Wherever "الثالث" appears in a line, copy that line.
^^^^^^^^
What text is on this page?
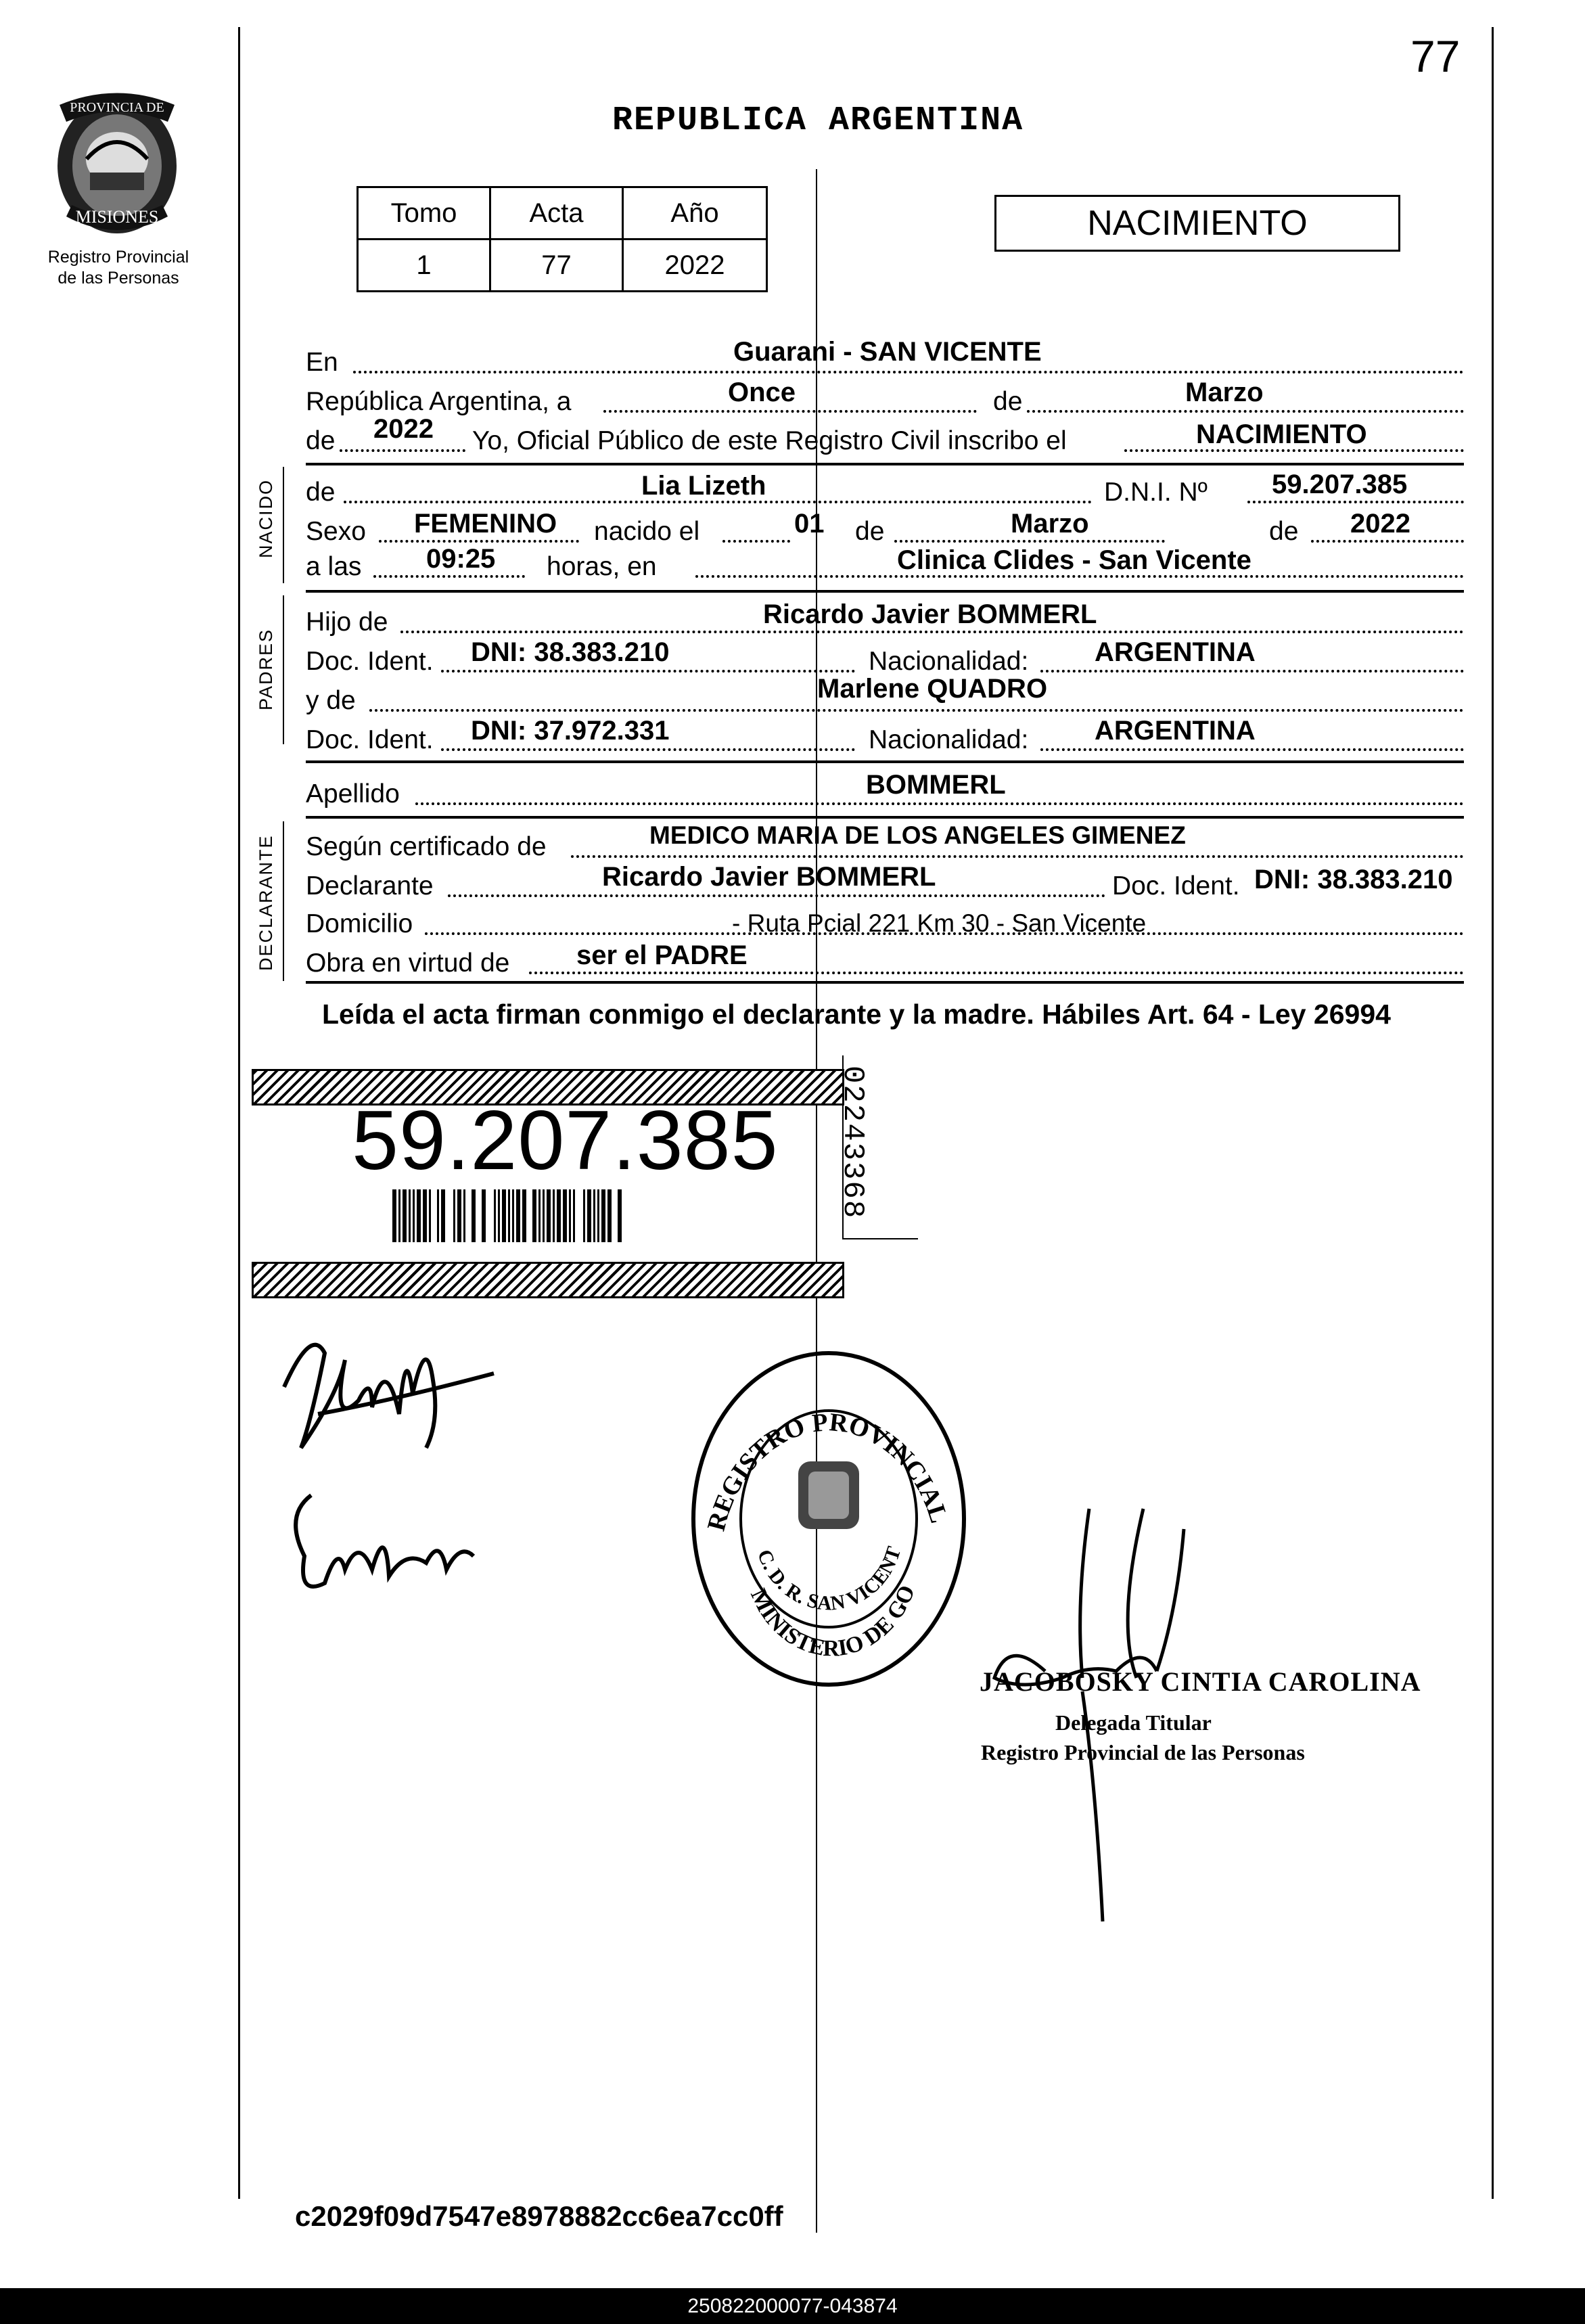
77
REPUBLICA ARGENTINA
PROVINCIA DE
MISIONES
Registro Provincial
de las Personas
Tomo	Acta	Año
1	77	2022
NACIMIENTO
En	Guarani - SAN VICENTE
República Argentina, a	Once	de	Marzo
de 2022 Yo, Oficial Público de este Registro Civil inscribo el	NACIMIENTO
NACIDO de	Lia Lizeth	D.N.I. Nº 59.207.385
Sexo FEMENINO nacido el	01 de	Marzo	de 2022
a las 09:25 horas, en	Clinica Clides - San Vicente
PADRES
Hijo de	Ricardo Javier BOMMERL
Doc. Ident. DNI: 38.383.210	Nacionalidad: ARGENTINA
y de	Marlene QUADRO
Doc. Ident. DNI: 37.972.331	Nacionalidad: ARGENTINA
Apellido	BOMMERL
DECLARANTE Según certificado de	MEDICO MARIA DE LOS ANGELES GIMENEZ
Declarante	Ricardo Javier BOMMERL	Doc. Ident. DNI: 38.383.210
Domicilio	- Ruta Pcial 221 Km 30 - San Vicente
Obra en virtud de ser el PADRE
Leída el acta firman conmigo el declarante y la madre. Hábiles Art. 64 - Ley 26994
59.207.385 02243368
REGISTRO PROVINCIAL
C. D. R. SAN VICENT
MINISTERIO DE GO
JACOBOSKY CINTIA CAROLINA
Delegada Titular
Registro Provincial de las Personas
c2029f09d7547e8978882cc6ea7cc0ff
250822000077-043874
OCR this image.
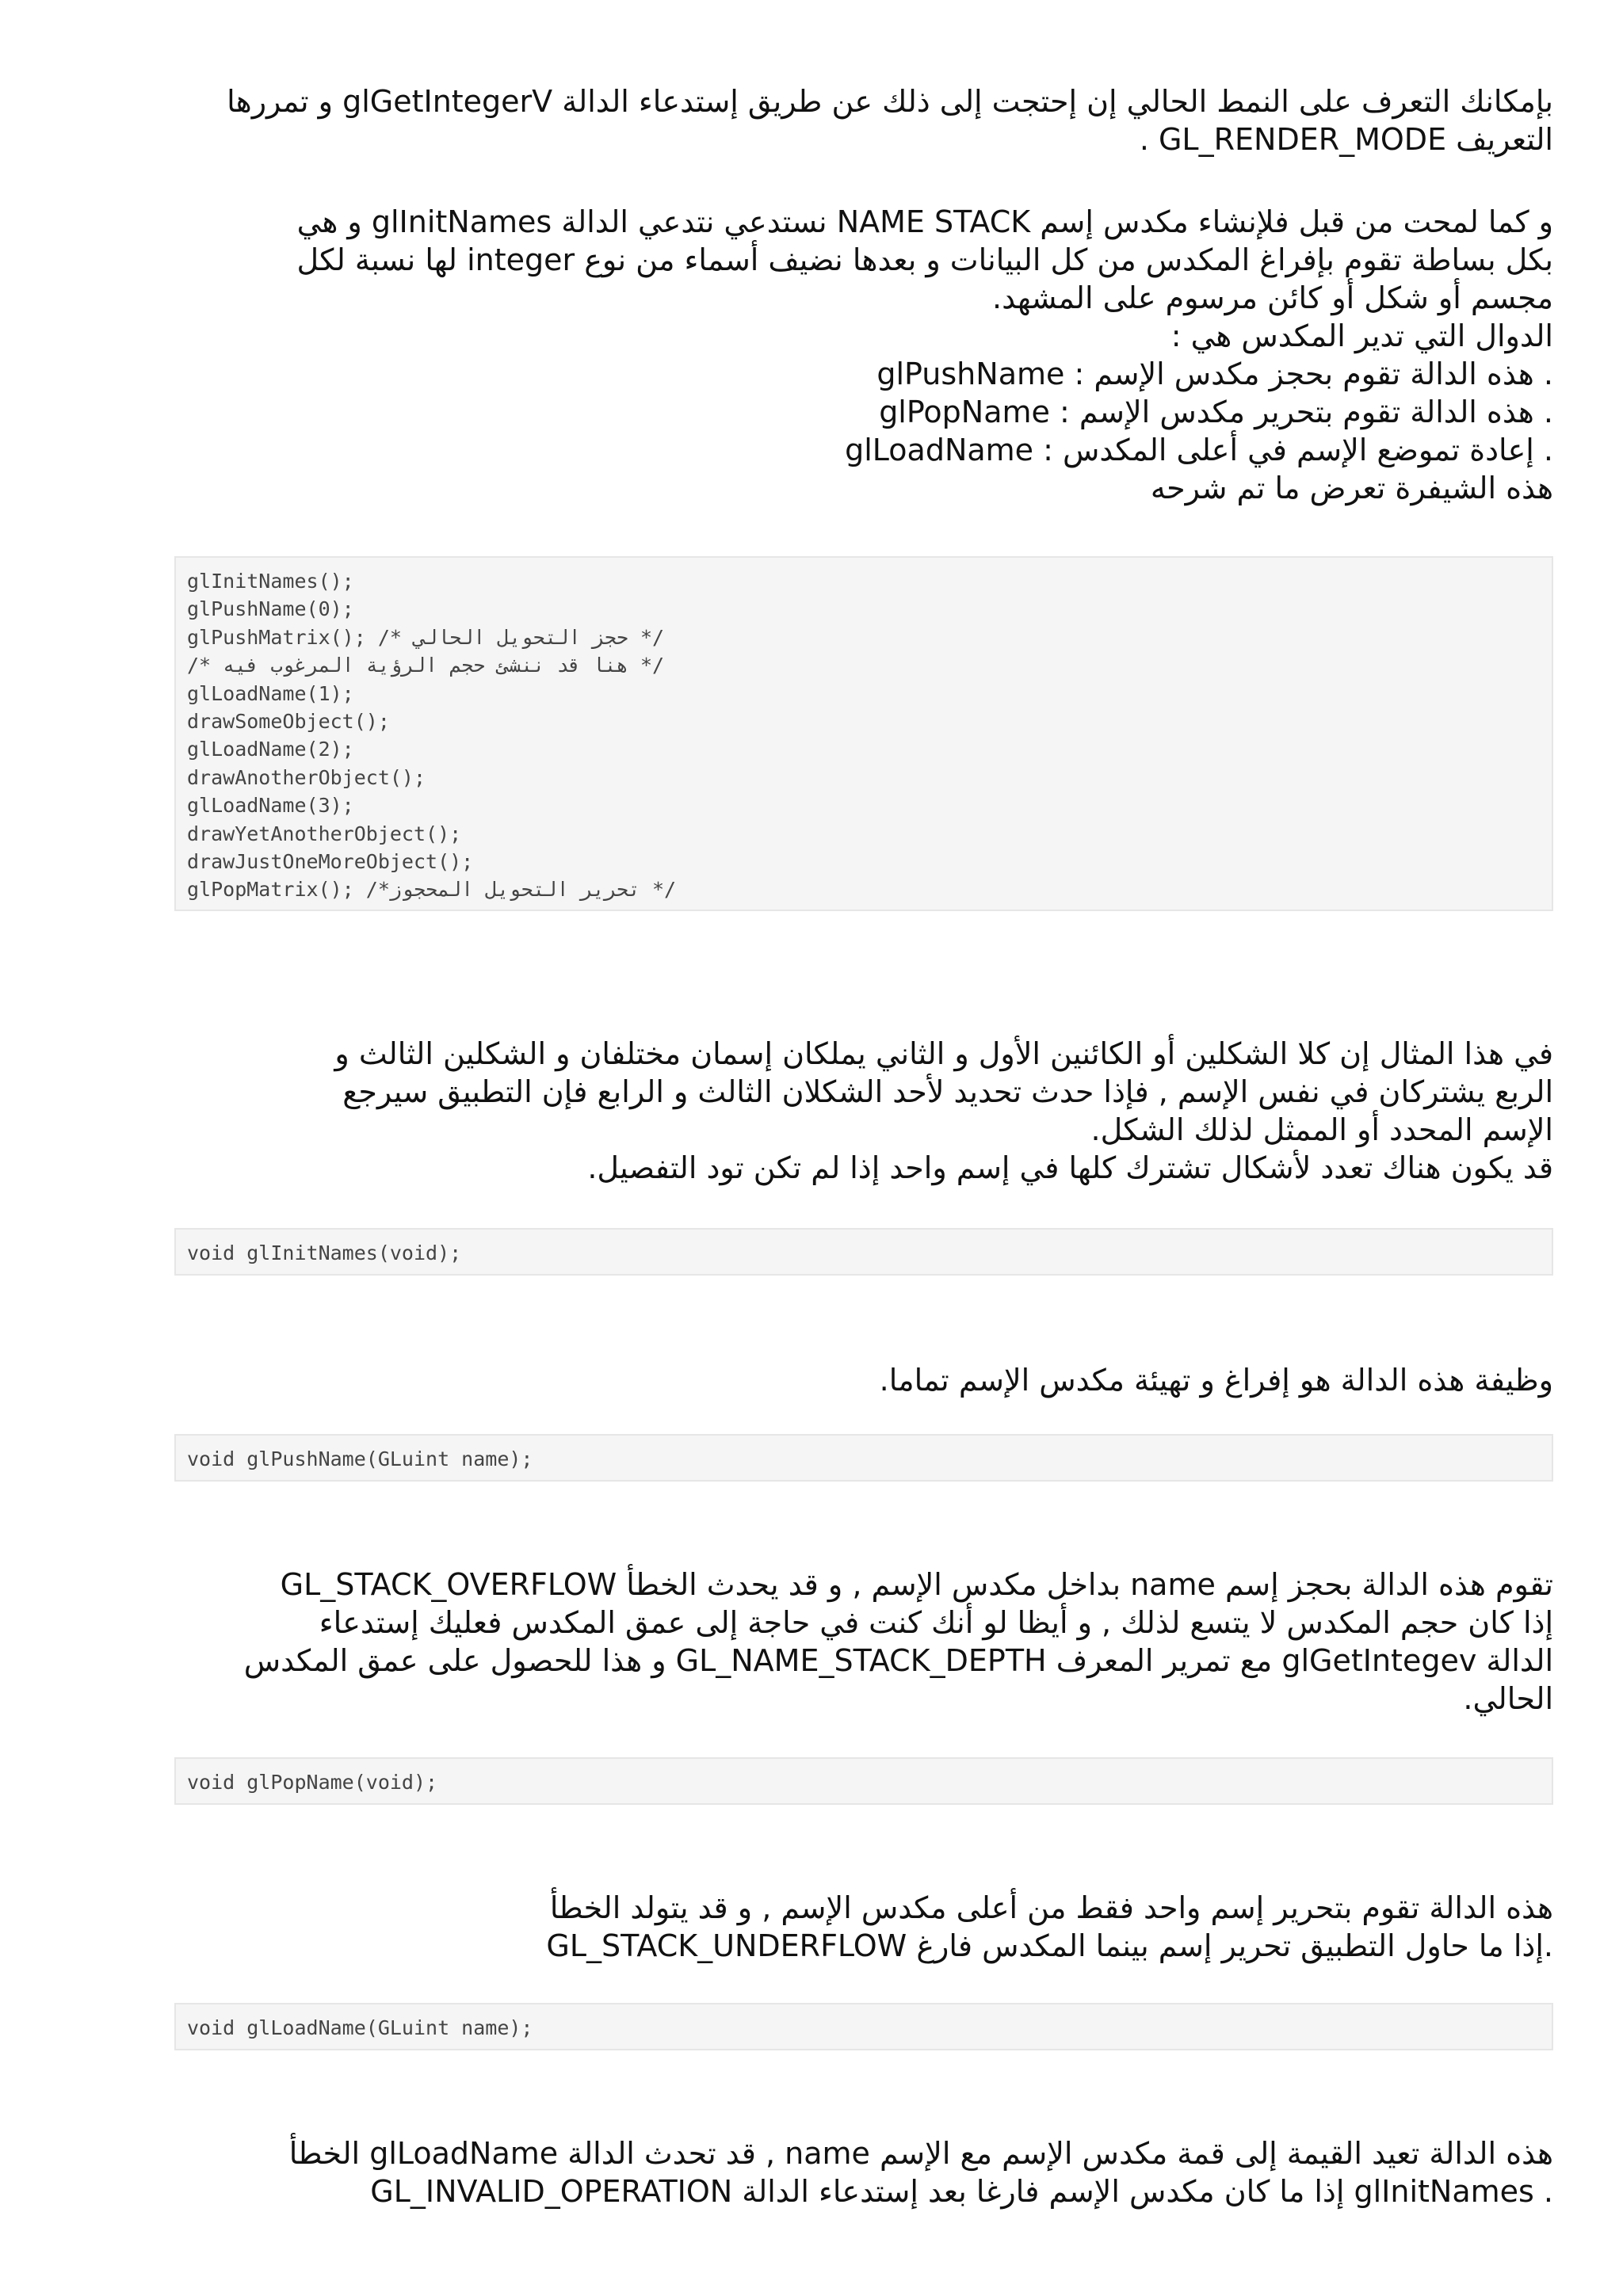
بإمكانك التعرف على النمط الحالي إن إحتجت إلى ذلك عن طريق إستدعاء الدالة glGetIntegerV و تمررها
التعريف GL_RENDER_MODE .
و كما لمحت من قبل فلإنشاء مكدس إسم NAME STACK نستدعي نتدعي الدالة glInitNames و هي
بكل بساطة تقوم بإفراغ المكدس من كل البيانات و بعدها نضيف أسماء من نوع integer لها نسبة لكل
مجسم أو شكل أو كائن مرسوم على المشهد.
الدوال التي تدير المكدس هي :
glPushName : هذه الدالة تقوم بحجز مكدس الإسم .
glPopName : هذه الدالة تقوم بتحرير مكدس الإسم .
glLoadName : إعادة تموضع الإسم في أعلى المكدس .
هذه الشيفرة تعرض ما تم شرحه
glInitNames();
glPushName(0);
glPushMatrix(); /* حجز التحويل الحالي */
/* هنا قد ننشئ حجم الرؤية المرغوب فيه */
glLoadName(1);
drawSomeObject();
glLoadName(2);
drawAnotherObject();
glLoadName(3);
drawYetAnotherObject();
drawJustOneMoreObject();
glPopMatrix(); /*تحرير التحويل المحجوز */
في هذا المثال إن كلا الشكلين أو الكائنين الأول و الثاني يملكان إسمان مختلفان و الشكلين الثالث و
الربع يشتركان في نفس الإسم , فإذا حدث تحديد لأحد الشكلان الثالث و الرابع فإن التطبيق سيرجع
الإسم المحدد أو الممثل لذلك الشكل.
قد يكون هناك تعدد لأشكال تشترك كلها في إسم واحد إذا لم تكن تود التفصيل.
void glInitNames(void);
وظيفة هذه الدالة هو إفراغ و تهيئة مكدس الإسم تماما.
void glPushName(GLuint name);
تقوم هذه الدالة بحجز إسم name بداخل مكدس الإسم , و قد يحدث الخطأ GL_STACK_OVERFLOW
إذا كان حجم المكدس لا يتسع لذلك , و أيظا لو أنك كنت في حاجة إلى عمق المكدس فعليك إستدعاء
الدالة glGetIntegev مع تمرير المعرف GL_NAME_STACK_DEPTH و هذا للحصول على عمق المكدس
الحالي.
void glPopName(void);
هذه الدالة تقوم بتحرير إسم واحد فقط من أعلى مكدس الإسم , و قد يتولد الخطأ
GL_STACK_UNDERFLOW إذا ما حاول التطبيق تحرير إسم بينما المكدس فارغ.
void glLoadName(GLuint name);
هذه الدالة تعيد القيمة إلى قمة مكدس الإسم مع الإسم name , قد تحدث الدالة glLoadName الخطأ
GL_INVALID_OPERATION إذا ما كان مكدس الإسم فارغا بعد إستدعاء الدالة glInitNames .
^^^^^^^^
** Answer for the task **
في هذا المثال إن كلا الشكلين أو الكائنين الأول و الثاني يملكان إسمان مختلفان و الشكلين الثالث و
الربع يشتركان في نفس الإسم , فإذا حدث تحديد لأحد الشكلان الثالث و الرابع فإن التطبيق سيرجع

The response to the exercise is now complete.